▶ [Given instruction]:
Leave the pictures out. Return all other data exactly.

** start Data **

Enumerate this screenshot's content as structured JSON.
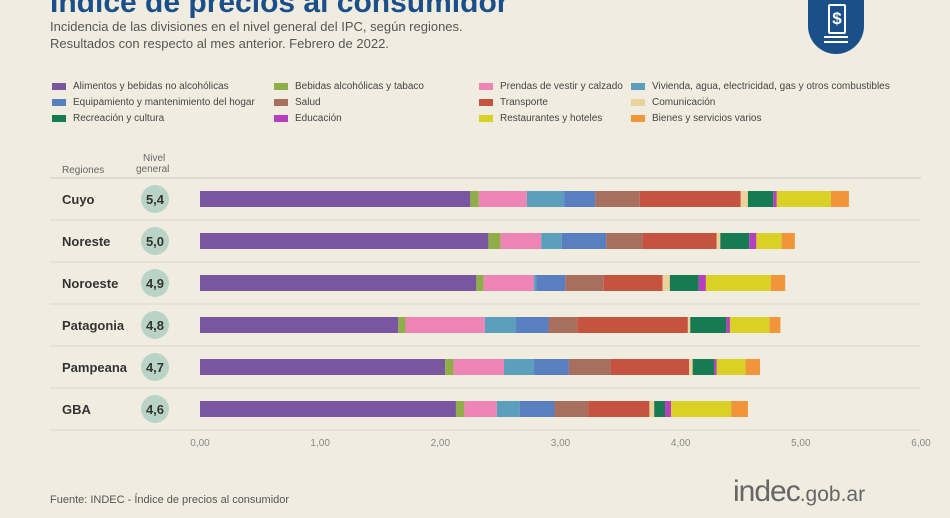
{
  "header": {
    "title": "Índice de precios al consumidor",
    "subtitle_1": "Incidencia de las divisiones en el nivel general del IPC, según regiones.",
    "subtitle_2": "Resultados con respecto al mes anterior. Febrero de 2022.",
    "badge_icon": "dollar-receipt-icon",
    "badge_symbol": "$"
  },
  "footer": {
    "source": "Fuente: INDEC - Índice de precios al consumidor",
    "logo_main": "indec",
    "logo_domain": ".gob.ar"
  },
  "chart_data": {
    "type": "bar",
    "orientation": "horizontal",
    "stacked": true,
    "title": "Índice de precios al consumidor",
    "row_header": "Regiones",
    "level_header_1": "Nivel",
    "level_header_2": "general",
    "xlim": [
      0,
      6
    ],
    "xticks": [
      "0,00",
      "1,00",
      "2,00",
      "3,00",
      "4,00",
      "5,00",
      "6,00"
    ],
    "legend_position": "top",
    "divisions": [
      {
        "name": "Alimentos y bebidas no alcohólicas",
        "color": "#7a56a0"
      },
      {
        "name": "Bebidas alcohólicas y tabaco",
        "color": "#8fae48"
      },
      {
        "name": "Prendas de vestir y calzado",
        "color": "#ee86b5"
      },
      {
        "name": "Vivienda, agua, electricidad, gas y otros combustibles",
        "color": "#5b9fbd"
      },
      {
        "name": "Equipamiento y mantenimiento del hogar",
        "color": "#5a7fc1"
      },
      {
        "name": "Salud",
        "color": "#a86f5e"
      },
      {
        "name": "Transporte",
        "color": "#c65340"
      },
      {
        "name": "Comunicación",
        "color": "#ebd29a"
      },
      {
        "name": "Recreación y cultura",
        "color": "#167a52"
      },
      {
        "name": "Educación",
        "color": "#b53fbf"
      },
      {
        "name": "Restaurantes y hoteles",
        "color": "#d9d126"
      },
      {
        "name": "Bienes y servicios varios",
        "color": "#f1953b"
      }
    ],
    "regions": [
      {
        "name": "Cuyo",
        "level": "5,4",
        "values": [
          2.25,
          0.07,
          0.4,
          0.31,
          0.26,
          0.37,
          0.84,
          0.06,
          0.21,
          0.03,
          0.45,
          0.15
        ]
      },
      {
        "name": "Noreste",
        "level": "5,0",
        "values": [
          2.4,
          0.1,
          0.34,
          0.17,
          0.37,
          0.3,
          0.62,
          0.03,
          0.24,
          0.06,
          0.21,
          0.11
        ]
      },
      {
        "name": "Noroeste",
        "level": "4,9",
        "values": [
          2.3,
          0.06,
          0.42,
          0.02,
          0.24,
          0.32,
          0.49,
          0.06,
          0.24,
          0.06,
          0.54,
          0.12
        ]
      },
      {
        "name": "Patagonia",
        "level": "4,8",
        "values": [
          1.65,
          0.06,
          0.66,
          0.26,
          0.27,
          0.24,
          0.92,
          0.02,
          0.3,
          0.03,
          0.33,
          0.09
        ]
      },
      {
        "name": "Pampeana",
        "level": "4,7",
        "values": [
          2.04,
          0.07,
          0.42,
          0.25,
          0.29,
          0.35,
          0.65,
          0.03,
          0.18,
          0.02,
          0.24,
          0.12
        ]
      },
      {
        "name": "GBA",
        "level": "4,6",
        "values": [
          2.13,
          0.07,
          0.27,
          0.19,
          0.29,
          0.28,
          0.51,
          0.04,
          0.09,
          0.05,
          0.5,
          0.14
        ]
      }
    ]
  }
}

** end Data **

▶ [Answer to this problem]:
Enumerate this screenshot's content as structured JSON.
{
  "header": {
    "title": "Índice de precios al consumidor",
    "subtitle_1": "Incidencia de las divisiones en el nivel general del IPC, según regiones.",
    "subtitle_2": "Resultados con respecto al mes anterior. Febrero de 2022.",
    "badge_icon": "dollar-receipt-icon",
    "badge_symbol": "$"
  },
  "footer": {
    "source": "Fuente: INDEC - Índice de precios al consumidor",
    "logo_main": "indec",
    "logo_domain": ".gob.ar"
  },
  "chart_data": {
    "type": "bar",
    "orientation": "horizontal",
    "stacked": true,
    "title": "Índice de precios al consumidor",
    "row_header": "Regiones",
    "level_header_1": "Nivel",
    "level_header_2": "general",
    "xlim": [
      0,
      6
    ],
    "xticks": [
      "0,00",
      "1,00",
      "2,00",
      "3,00",
      "4,00",
      "5,00",
      "6,00"
    ],
    "legend_position": "top",
    "divisions": [
      {
        "name": "Alimentos y bebidas no alcohólicas",
        "color": "#7a56a0"
      },
      {
        "name": "Bebidas alcohólicas y tabaco",
        "color": "#8fae48"
      },
      {
        "name": "Prendas de vestir y calzado",
        "color": "#ee86b5"
      },
      {
        "name": "Vivienda, agua, electricidad, gas y otros combustibles",
        "color": "#5b9fbd"
      },
      {
        "name": "Equipamiento y mantenimiento del hogar",
        "color": "#5a7fc1"
      },
      {
        "name": "Salud",
        "color": "#a86f5e"
      },
      {
        "name": "Transporte",
        "color": "#c65340"
      },
      {
        "name": "Comunicación",
        "color": "#ebd29a"
      },
      {
        "name": "Recreación y cultura",
        "color": "#167a52"
      },
      {
        "name": "Educación",
        "color": "#b53fbf"
      },
      {
        "name": "Restaurantes y hoteles",
        "color": "#d9d126"
      },
      {
        "name": "Bienes y servicios varios",
        "color": "#f1953b"
      }
    ],
    "regions": [
      {
        "name": "Cuyo",
        "level": "5,4",
        "values": [
          2.25,
          0.07,
          0.4,
          0.31,
          0.26,
          0.37,
          0.84,
          0.06,
          0.21,
          0.03,
          0.45,
          0.15
        ]
      },
      {
        "name": "Noreste",
        "level": "5,0",
        "values": [
          2.4,
          0.1,
          0.34,
          0.17,
          0.37,
          0.3,
          0.62,
          0.03,
          0.24,
          0.06,
          0.21,
          0.11
        ]
      },
      {
        "name": "Noroeste",
        "level": "4,9",
        "values": [
          2.3,
          0.06,
          0.42,
          0.02,
          0.24,
          0.32,
          0.49,
          0.06,
          0.24,
          0.06,
          0.54,
          0.12
        ]
      },
      {
        "name": "Patagonia",
        "level": "4,8",
        "values": [
          1.65,
          0.06,
          0.66,
          0.26,
          0.27,
          0.24,
          0.92,
          0.02,
          0.3,
          0.03,
          0.33,
          0.09
        ]
      },
      {
        "name": "Pampeana",
        "level": "4,7",
        "values": [
          2.04,
          0.07,
          0.42,
          0.25,
          0.29,
          0.35,
          0.65,
          0.03,
          0.18,
          0.02,
          0.24,
          0.12
        ]
      },
      {
        "name": "GBA",
        "level": "4,6",
        "values": [
          2.13,
          0.07,
          0.27,
          0.19,
          0.29,
          0.28,
          0.51,
          0.04,
          0.09,
          0.05,
          0.5,
          0.14
        ]
      }
    ]
  }
}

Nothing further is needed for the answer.